# GIVEN INSTRUCTION:
Search the listing below for the word "pozorování" and copy each line that holds it.

'''

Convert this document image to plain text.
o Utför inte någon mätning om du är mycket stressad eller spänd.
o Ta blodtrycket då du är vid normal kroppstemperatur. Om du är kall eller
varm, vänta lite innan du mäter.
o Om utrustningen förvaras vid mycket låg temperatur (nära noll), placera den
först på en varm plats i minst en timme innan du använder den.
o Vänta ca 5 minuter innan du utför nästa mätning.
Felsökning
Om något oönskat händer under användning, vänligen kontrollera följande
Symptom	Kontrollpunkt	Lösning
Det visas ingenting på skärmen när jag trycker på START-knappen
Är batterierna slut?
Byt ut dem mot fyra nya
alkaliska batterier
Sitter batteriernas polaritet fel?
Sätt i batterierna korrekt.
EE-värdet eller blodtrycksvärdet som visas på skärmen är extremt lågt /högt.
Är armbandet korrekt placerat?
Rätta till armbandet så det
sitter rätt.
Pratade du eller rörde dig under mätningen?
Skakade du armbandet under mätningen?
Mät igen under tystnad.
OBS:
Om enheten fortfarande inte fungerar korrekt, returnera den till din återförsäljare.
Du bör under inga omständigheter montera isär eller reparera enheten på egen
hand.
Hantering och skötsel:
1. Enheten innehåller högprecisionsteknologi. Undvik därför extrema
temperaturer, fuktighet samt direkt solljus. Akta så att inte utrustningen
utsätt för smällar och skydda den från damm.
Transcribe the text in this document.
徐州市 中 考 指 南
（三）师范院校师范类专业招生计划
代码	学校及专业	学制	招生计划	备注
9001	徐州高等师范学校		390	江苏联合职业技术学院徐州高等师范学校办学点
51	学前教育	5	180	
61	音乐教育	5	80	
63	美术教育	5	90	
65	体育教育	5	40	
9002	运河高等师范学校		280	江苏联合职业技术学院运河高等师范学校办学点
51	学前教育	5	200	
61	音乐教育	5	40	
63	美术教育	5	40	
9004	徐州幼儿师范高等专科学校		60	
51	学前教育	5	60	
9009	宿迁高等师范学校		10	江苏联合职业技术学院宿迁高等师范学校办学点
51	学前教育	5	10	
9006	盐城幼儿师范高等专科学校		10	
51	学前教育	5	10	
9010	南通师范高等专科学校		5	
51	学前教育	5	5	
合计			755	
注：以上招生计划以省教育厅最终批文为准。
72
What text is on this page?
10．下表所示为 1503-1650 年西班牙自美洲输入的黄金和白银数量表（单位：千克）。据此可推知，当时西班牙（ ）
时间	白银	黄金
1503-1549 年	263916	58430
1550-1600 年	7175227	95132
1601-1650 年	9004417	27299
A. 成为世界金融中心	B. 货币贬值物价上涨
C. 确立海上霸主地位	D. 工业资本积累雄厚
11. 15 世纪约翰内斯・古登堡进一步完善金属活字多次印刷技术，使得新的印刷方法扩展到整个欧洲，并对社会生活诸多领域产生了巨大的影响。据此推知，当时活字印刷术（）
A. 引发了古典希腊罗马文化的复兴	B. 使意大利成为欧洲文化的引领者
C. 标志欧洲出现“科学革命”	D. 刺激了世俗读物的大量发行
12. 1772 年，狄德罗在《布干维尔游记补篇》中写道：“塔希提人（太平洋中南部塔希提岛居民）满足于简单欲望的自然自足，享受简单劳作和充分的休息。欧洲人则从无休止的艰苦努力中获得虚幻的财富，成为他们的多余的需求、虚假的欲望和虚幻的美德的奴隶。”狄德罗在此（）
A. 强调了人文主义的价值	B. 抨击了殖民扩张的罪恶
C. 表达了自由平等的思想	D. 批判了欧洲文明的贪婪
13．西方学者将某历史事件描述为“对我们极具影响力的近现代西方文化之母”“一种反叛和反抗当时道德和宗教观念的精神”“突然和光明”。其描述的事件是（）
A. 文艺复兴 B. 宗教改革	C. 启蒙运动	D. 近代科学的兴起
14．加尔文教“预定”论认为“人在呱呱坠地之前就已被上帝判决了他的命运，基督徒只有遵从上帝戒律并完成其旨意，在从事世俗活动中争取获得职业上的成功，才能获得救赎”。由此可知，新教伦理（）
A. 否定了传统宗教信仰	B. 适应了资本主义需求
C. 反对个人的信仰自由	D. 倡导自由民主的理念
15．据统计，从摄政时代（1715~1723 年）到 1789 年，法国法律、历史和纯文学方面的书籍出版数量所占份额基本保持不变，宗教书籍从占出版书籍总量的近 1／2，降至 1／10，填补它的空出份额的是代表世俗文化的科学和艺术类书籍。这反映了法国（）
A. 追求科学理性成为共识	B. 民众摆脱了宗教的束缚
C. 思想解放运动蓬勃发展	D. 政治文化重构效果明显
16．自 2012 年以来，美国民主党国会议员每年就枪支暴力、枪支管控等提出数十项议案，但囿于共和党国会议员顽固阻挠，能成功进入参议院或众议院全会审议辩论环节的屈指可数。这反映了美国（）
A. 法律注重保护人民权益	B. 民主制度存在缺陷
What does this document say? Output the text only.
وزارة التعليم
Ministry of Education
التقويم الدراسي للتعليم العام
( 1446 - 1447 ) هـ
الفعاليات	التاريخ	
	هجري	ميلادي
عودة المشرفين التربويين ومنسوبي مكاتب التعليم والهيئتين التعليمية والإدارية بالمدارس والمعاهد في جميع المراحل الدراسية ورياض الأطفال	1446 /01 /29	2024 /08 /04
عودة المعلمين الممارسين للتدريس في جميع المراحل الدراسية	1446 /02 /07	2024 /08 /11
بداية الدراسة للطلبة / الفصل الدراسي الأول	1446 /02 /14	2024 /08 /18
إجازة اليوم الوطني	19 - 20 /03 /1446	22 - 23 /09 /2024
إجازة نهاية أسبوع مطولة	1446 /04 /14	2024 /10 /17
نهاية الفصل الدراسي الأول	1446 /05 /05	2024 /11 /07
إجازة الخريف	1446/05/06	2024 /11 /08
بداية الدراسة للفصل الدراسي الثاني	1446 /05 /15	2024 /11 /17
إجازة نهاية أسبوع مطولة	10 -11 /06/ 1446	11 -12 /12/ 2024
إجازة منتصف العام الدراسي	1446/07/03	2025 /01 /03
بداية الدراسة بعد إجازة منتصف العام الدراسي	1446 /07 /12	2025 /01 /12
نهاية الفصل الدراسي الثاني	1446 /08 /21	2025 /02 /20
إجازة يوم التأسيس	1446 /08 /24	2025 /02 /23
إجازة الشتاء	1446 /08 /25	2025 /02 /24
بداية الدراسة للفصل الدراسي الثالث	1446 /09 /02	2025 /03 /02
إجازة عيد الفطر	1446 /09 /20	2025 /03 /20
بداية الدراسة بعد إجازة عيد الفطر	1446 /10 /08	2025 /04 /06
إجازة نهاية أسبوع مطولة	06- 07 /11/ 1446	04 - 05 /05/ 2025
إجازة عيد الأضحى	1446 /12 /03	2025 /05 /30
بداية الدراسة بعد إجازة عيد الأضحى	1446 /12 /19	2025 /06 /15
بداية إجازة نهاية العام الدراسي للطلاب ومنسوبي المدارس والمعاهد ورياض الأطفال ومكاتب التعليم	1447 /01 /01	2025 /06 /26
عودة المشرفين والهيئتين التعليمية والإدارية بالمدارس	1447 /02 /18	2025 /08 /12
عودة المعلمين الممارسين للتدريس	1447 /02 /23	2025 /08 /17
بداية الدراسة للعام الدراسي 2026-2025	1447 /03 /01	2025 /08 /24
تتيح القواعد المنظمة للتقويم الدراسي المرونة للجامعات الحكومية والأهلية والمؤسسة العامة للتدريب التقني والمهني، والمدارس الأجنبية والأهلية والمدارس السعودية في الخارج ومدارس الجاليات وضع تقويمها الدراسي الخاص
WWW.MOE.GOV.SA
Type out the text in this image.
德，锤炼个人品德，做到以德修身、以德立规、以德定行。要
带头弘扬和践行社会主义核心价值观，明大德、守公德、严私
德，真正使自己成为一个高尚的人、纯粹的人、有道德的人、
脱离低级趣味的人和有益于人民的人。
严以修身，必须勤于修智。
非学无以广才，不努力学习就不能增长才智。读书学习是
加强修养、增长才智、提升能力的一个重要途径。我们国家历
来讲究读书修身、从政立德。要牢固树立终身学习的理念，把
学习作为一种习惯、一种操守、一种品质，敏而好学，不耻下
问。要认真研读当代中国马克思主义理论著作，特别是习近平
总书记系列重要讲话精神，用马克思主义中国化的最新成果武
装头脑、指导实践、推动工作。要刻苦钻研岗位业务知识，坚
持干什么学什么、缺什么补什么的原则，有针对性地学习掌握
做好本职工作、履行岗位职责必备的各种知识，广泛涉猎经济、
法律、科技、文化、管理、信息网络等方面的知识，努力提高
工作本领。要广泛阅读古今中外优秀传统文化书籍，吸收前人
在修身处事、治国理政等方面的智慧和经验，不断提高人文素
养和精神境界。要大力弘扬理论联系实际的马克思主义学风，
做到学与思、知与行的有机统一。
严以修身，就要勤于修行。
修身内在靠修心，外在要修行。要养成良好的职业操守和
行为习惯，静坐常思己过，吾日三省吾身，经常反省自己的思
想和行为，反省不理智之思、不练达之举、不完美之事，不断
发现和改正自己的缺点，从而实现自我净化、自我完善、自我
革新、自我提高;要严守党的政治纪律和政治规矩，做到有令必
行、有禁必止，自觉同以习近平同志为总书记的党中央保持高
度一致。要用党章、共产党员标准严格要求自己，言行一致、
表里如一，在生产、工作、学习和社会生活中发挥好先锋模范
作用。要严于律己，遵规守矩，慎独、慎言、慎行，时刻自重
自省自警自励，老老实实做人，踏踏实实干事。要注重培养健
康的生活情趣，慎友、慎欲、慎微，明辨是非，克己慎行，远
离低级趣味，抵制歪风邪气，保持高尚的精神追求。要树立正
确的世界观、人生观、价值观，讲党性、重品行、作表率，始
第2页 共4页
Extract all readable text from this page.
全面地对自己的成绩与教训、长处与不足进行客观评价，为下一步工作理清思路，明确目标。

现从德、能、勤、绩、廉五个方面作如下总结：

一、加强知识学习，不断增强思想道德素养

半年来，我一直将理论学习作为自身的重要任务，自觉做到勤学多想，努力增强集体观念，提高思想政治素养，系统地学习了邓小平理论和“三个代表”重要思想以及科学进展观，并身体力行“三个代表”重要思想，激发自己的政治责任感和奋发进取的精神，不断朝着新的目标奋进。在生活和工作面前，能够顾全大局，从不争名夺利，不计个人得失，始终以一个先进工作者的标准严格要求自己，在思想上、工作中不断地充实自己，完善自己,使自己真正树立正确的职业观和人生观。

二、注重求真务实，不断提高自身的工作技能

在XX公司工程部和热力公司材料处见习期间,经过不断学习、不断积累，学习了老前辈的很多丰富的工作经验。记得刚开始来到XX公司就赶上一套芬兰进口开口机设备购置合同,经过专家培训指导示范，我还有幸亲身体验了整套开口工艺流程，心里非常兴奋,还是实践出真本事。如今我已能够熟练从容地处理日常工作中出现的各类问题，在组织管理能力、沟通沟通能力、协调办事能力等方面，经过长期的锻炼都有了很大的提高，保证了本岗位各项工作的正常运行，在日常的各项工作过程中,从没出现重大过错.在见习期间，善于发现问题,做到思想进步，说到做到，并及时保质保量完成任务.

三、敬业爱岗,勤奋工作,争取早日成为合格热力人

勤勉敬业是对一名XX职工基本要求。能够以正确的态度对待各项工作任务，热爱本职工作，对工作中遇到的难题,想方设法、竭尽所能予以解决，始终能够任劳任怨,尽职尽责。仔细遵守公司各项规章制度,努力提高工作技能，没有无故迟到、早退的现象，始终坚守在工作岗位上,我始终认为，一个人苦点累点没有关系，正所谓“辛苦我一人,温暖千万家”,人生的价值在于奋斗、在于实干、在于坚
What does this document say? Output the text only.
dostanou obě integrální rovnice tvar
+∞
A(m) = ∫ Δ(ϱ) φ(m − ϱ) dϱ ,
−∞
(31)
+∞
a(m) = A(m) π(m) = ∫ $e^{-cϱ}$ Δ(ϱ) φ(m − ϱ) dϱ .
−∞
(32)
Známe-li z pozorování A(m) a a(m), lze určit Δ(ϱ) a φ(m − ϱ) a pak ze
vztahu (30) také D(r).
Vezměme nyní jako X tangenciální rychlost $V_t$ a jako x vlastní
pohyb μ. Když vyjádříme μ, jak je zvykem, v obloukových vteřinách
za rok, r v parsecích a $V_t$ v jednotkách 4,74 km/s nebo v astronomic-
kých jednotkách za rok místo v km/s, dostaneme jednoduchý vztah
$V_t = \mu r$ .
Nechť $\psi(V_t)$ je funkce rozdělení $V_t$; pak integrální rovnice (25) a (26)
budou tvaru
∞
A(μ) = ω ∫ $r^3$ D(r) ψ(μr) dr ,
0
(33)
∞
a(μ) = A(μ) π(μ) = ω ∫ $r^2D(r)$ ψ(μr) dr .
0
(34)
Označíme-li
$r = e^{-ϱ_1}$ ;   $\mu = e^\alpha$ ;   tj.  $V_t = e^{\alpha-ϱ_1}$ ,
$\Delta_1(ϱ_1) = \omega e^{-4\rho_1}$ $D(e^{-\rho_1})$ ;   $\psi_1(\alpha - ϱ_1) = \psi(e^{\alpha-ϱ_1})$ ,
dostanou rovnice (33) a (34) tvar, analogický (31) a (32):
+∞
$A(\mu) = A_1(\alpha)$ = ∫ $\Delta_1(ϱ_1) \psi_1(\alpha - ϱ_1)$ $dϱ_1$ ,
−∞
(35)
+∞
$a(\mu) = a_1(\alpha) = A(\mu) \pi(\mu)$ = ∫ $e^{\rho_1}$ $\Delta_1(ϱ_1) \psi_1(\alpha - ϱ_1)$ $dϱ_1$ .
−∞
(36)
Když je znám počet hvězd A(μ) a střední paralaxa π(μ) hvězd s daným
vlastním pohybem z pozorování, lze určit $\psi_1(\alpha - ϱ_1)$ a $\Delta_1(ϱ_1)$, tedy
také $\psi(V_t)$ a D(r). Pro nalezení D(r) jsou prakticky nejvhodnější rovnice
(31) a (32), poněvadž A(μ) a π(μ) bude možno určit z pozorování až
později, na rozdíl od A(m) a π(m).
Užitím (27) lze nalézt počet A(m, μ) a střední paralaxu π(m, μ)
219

'''

# EXERCISE OUTPUT:
Známe-li z pozorování A(m) a a(m), lze určit Δ(ϱ) a φ(m − ϱ) a pak ze
vlastním pohybem z pozorování, lze určit $\psi_1(\alpha - ϱ_1)$ a $\Delta_1(ϱ_1)$, tedy
(31) a (32), poněvadž A(μ) a π(μ) bude možno určit z pozorování až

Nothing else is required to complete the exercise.